Scan the data below. Pull out each line where "binZeroDeg" occurs.

--- START Data ---

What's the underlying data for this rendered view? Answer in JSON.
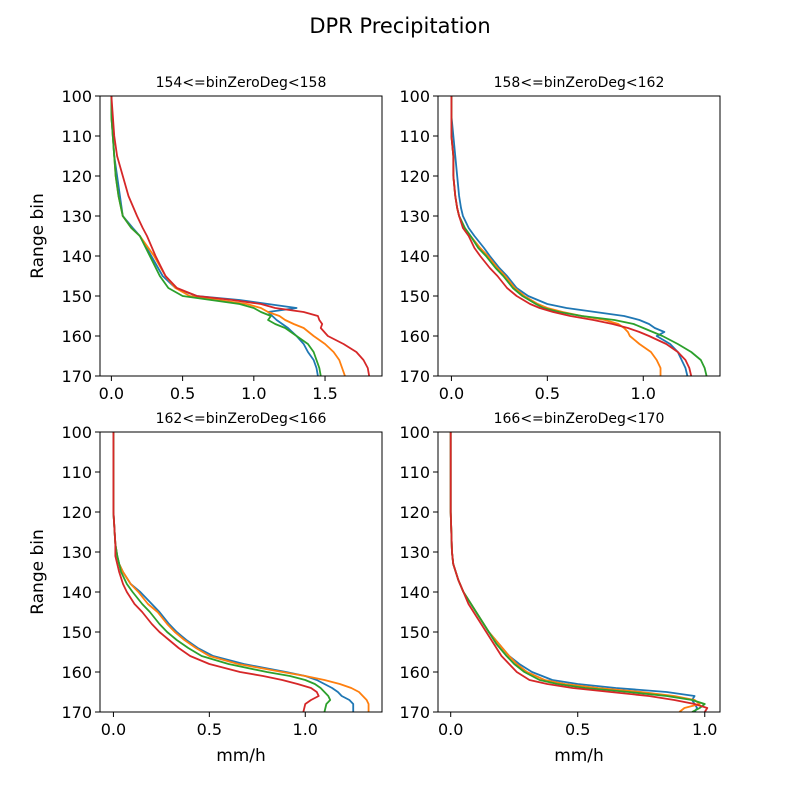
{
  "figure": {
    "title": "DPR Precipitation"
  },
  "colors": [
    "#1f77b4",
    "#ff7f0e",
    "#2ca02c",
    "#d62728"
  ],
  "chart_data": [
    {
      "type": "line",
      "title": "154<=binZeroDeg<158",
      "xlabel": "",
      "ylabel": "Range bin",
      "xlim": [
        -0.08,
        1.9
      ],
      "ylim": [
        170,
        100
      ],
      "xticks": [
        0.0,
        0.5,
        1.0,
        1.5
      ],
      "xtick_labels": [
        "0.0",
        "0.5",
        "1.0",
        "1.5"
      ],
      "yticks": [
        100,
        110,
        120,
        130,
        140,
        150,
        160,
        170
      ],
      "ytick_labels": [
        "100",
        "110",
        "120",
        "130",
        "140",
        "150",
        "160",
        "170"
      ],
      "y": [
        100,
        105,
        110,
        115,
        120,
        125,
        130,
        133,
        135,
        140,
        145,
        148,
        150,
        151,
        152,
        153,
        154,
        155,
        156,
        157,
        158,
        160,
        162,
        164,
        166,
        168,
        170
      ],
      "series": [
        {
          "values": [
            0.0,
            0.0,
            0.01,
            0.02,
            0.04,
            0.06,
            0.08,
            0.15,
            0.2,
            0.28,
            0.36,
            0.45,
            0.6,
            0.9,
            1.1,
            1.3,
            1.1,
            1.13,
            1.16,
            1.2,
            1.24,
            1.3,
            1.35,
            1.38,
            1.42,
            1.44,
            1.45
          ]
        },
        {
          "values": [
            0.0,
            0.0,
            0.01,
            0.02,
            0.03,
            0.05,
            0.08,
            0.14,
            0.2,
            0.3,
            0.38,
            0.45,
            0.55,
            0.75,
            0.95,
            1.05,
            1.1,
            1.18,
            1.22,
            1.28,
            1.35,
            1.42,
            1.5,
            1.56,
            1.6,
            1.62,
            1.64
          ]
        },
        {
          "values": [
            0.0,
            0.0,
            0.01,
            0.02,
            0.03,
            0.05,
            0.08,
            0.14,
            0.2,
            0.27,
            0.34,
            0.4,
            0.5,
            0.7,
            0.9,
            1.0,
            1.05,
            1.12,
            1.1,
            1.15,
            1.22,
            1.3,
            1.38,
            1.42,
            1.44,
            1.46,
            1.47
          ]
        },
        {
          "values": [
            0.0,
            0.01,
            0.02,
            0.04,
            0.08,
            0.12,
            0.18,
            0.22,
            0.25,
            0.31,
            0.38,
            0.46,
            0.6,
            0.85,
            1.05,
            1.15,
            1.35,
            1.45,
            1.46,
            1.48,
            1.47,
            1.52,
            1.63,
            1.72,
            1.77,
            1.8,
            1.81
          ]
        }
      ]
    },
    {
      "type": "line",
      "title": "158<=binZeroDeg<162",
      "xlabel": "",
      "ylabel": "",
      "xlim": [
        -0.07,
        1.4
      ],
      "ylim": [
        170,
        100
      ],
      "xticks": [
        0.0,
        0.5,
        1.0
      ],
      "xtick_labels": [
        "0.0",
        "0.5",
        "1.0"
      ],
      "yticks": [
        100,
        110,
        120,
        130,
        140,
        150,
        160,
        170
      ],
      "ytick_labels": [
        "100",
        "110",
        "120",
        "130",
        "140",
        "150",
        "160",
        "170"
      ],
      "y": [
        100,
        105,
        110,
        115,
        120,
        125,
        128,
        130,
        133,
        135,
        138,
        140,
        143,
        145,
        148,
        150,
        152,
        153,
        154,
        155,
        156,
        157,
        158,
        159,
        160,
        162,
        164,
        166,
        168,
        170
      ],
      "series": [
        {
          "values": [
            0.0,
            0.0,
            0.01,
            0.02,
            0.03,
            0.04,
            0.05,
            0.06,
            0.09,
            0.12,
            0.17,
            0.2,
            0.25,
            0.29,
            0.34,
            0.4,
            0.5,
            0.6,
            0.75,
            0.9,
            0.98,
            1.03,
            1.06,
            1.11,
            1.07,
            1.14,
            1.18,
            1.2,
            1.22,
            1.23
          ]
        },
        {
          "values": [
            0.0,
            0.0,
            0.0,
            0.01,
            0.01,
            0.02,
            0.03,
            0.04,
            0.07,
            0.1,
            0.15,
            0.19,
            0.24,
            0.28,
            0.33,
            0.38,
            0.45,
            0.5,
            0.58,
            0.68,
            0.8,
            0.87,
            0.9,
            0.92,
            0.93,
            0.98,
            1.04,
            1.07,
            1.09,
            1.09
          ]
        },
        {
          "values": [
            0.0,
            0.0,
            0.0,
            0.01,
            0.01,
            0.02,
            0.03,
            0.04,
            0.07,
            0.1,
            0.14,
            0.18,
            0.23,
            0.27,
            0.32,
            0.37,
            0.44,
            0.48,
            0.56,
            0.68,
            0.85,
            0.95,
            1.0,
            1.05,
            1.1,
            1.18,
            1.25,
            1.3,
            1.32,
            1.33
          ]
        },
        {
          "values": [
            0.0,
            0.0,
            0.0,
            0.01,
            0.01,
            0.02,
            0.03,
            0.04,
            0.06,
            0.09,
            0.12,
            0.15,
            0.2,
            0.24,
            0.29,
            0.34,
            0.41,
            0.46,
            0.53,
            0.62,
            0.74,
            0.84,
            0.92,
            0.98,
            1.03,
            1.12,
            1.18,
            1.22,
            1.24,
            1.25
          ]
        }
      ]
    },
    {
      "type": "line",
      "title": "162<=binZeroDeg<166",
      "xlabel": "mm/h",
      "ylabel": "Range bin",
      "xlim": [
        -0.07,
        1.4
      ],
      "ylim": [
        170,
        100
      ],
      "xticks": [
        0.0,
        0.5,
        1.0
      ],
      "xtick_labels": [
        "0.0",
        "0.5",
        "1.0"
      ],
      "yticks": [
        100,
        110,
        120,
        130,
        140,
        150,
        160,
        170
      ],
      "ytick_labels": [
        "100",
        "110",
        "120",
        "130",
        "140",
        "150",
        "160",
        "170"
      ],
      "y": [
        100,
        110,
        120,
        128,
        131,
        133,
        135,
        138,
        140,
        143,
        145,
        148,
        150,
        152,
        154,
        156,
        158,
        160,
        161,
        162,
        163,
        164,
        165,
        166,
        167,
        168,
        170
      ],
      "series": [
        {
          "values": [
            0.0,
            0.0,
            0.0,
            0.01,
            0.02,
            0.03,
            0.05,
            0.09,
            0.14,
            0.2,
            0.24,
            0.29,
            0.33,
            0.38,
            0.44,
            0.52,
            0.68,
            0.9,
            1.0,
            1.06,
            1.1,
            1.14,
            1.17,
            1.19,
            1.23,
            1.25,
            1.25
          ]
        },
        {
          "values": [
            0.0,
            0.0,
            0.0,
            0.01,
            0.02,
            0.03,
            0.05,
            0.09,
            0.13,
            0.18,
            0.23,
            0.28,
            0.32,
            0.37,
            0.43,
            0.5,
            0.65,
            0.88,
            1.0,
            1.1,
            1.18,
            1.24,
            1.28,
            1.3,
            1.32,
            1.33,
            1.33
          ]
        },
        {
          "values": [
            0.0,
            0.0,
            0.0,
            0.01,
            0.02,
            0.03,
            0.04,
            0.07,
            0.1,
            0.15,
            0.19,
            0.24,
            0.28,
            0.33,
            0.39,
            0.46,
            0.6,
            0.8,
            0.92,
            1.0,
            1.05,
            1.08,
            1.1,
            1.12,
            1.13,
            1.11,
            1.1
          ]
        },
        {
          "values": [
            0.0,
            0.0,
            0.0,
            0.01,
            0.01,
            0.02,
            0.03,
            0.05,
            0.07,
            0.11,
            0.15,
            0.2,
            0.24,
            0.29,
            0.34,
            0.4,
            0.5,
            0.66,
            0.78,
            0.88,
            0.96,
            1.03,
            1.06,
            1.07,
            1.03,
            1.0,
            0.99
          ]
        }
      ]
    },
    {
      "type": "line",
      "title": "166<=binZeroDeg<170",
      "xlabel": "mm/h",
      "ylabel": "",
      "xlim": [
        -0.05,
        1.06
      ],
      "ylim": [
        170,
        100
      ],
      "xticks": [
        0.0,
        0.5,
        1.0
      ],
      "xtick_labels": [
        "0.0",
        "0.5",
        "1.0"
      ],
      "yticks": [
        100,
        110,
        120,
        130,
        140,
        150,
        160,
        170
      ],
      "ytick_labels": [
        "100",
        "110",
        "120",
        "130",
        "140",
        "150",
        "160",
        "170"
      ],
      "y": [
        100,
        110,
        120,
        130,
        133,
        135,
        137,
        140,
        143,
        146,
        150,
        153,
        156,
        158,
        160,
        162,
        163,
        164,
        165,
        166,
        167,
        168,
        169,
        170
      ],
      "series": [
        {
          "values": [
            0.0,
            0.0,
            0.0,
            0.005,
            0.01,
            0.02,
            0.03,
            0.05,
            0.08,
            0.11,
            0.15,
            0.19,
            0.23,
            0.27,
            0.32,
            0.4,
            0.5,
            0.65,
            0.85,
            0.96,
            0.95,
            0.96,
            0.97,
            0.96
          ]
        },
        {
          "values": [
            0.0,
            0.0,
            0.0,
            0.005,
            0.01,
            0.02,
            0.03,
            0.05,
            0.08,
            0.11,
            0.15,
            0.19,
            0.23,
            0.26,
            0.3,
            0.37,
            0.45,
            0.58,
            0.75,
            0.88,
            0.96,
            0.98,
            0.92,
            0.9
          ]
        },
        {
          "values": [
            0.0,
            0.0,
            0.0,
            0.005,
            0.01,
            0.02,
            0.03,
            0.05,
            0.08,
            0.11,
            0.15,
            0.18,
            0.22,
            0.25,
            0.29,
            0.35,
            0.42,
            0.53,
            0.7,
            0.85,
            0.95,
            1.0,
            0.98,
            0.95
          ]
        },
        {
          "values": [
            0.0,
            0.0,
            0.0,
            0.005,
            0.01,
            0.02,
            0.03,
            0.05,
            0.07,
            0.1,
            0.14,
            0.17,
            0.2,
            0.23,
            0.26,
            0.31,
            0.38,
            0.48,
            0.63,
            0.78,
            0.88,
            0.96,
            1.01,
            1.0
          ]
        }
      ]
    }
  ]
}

--- END Data ---

# The solution:
      "title": "154<=binZeroDeg<158",
      "title": "158<=binZeroDeg<162",
      "title": "162<=binZeroDeg<166",
      "title": "166<=binZeroDeg<170",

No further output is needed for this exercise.